Problem details
What follows is a listing to be transcribed exactly.

The records
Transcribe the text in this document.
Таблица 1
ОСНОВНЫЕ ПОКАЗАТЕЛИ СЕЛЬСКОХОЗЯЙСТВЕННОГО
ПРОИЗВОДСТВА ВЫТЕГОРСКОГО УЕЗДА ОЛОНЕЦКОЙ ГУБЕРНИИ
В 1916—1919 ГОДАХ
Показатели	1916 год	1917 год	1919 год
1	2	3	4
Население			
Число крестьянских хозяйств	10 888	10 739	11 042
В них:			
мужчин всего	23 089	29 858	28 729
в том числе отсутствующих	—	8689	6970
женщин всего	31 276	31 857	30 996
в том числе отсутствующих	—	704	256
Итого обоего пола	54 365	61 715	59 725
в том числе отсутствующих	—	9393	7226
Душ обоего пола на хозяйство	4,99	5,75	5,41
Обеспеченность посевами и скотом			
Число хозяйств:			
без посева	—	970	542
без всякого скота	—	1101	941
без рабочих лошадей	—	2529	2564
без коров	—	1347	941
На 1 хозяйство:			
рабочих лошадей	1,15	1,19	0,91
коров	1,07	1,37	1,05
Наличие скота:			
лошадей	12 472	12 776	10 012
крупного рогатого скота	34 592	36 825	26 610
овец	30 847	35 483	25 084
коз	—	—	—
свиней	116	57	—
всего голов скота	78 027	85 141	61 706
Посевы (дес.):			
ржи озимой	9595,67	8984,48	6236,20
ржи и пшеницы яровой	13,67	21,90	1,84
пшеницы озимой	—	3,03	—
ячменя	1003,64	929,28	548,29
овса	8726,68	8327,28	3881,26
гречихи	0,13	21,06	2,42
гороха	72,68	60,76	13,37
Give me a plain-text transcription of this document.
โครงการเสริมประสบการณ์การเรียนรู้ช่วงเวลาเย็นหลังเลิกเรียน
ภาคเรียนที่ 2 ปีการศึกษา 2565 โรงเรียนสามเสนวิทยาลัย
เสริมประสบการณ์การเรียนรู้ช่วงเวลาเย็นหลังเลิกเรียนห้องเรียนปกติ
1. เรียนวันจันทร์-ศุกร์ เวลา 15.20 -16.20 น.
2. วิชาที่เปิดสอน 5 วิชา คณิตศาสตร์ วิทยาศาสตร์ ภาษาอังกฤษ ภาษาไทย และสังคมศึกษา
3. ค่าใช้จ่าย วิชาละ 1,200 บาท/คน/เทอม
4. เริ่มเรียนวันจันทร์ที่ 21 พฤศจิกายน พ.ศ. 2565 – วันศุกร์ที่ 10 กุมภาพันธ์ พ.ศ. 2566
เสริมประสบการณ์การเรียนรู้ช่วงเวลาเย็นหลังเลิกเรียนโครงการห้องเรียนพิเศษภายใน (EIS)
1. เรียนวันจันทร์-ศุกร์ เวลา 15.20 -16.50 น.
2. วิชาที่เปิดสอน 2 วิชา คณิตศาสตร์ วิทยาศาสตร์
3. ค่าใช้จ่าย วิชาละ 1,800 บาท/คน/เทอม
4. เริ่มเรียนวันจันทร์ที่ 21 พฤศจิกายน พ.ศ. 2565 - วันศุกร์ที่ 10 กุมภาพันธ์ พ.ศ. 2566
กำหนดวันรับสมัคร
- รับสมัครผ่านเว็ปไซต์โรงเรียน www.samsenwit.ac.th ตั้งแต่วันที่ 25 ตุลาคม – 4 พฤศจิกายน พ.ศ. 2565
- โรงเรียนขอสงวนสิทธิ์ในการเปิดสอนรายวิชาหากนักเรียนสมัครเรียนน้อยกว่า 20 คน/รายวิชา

Result for this exercise
Transcribe the text in this document.
Таблица 1
ОСНОВНЫЕ ПОКАЗАТЕЛИ СЕЛЬСКОХОЗЯЙСТВЕННОГО
ПРОИЗВОДСТВА ВЫТЕГОРСКОГО УЕЗДА ОЛОНЕЦКОЙ ГУБЕРНИИ
В 1916—1919 ГОДАХ
Показатели	1916 год	1917 год	1919 год
1	2	3	4
Население			
Число крестьянских хозяйств	10 888	10 739	11 042
В них:			
мужчин всего	23 089	29 858	28 729
в том числе отсутствующих	—	8689	6970
женщин всего	31 276	31 857	30 996
в том числе отсутствующих	—	704	256
Итого обоего пола	54 365	61 715	59 725
в том числе отсутствующих	—	9393	7226
Душ обоего пола на хозяйство	4,99	5,75	5,41
Обеспеченность посевами и скотом			
Число хозяйств:			
без посева	—	970	542
без всякого скота	—	1101	941
без рабочих лошадей	—	2529	2564
без коров	—	1347	941
На 1 хозяйство:			
рабочих лошадей	1,15	1,19	0,91
коров	1,07	1,37	1,05
Наличие скота:			
лошадей	12 472	12 776	10 012
крупного рогатого скота	34 592	36 825	26 610
овец	30 847	35 483	25 084
коз	—	—	—
свиней	116	57	—
всего голов скота	78 027	85 141	61 706
Посевы (дес.):			
ржи озимой	9595,67	8984,48	6236,20
ржи и пшеницы яровой	13,67	21,90	1,84
пшеницы озимой	—	3,03	—
ячменя	1003,64	929,28	548,29
овса	8726,68	8327,28	3881,26
гречихи	0,13	21,06	2,42
гороха	72,68	60,76	13,37
Give me a plain-text transcription of this document.
โครงการเสริมประสบการณ์การเรียนรู้ช่วงเวลาเย็นหลังเลิกเรียน
ภาคเรียนที่ 2 ปีการศึกษา 2565 โรงเรียนสามเสนวิทยาลัย
เสริมประสบการณ์การเรียนรู้ช่วงเวลาเย็นหลังเลิกเรียนห้องเรียนปกติ
1. เรียนวันจันทร์-ศุกร์ เวลา 15.20 -16.20 น.
2. วิชาที่เปิดสอน 5 วิชา คณิตศาสตร์ วิทยาศาสตร์ ภาษาอังกฤษ ภาษาไทย และสังคมศึกษา
3. ค่าใช้จ่าย วิชาละ 1,200 บาท/คน/เทอม
4. เริ่มเรียนวันจันทร์ที่ 21 พฤศจิกายน พ.ศ. 2565 – วันศุกร์ที่ 10 กุมภาพันธ์ พ.ศ. 2566
เสริมประสบการณ์การเรียนรู้ช่วงเวลาเย็นหลังเลิกเรียนโครงการห้องเรียนพิเศษภายใน (EIS)
1. เรียนวันจันทร์-ศุกร์ เวลา 15.20 -16.50 น.
2. วิชาที่เปิดสอน 2 วิชา คณิตศาสตร์ วิทยาศาสตร์
3. ค่าใช้จ่าย วิชาละ 1,800 บาท/คน/เทอม
4. เริ่มเรียนวันจันทร์ที่ 21 พฤศจิกายน พ.ศ. 2565 - วันศุกร์ที่ 10 กุมภาพันธ์ พ.ศ. 2566
กำหนดวันรับสมัคร
- รับสมัครผ่านเว็ปไซต์โรงเรียน www.samsenwit.ac.th ตั้งแต่วันที่ 25 ตุลาคม – 4 พฤศจิกายน พ.ศ. 2565
- โรงเรียนขอสงวนสิทธิ์ในการเปิดสอนรายวิชาหากนักเรียนสมัครเรียนน้อยกว่า 20 คน/รายวิชา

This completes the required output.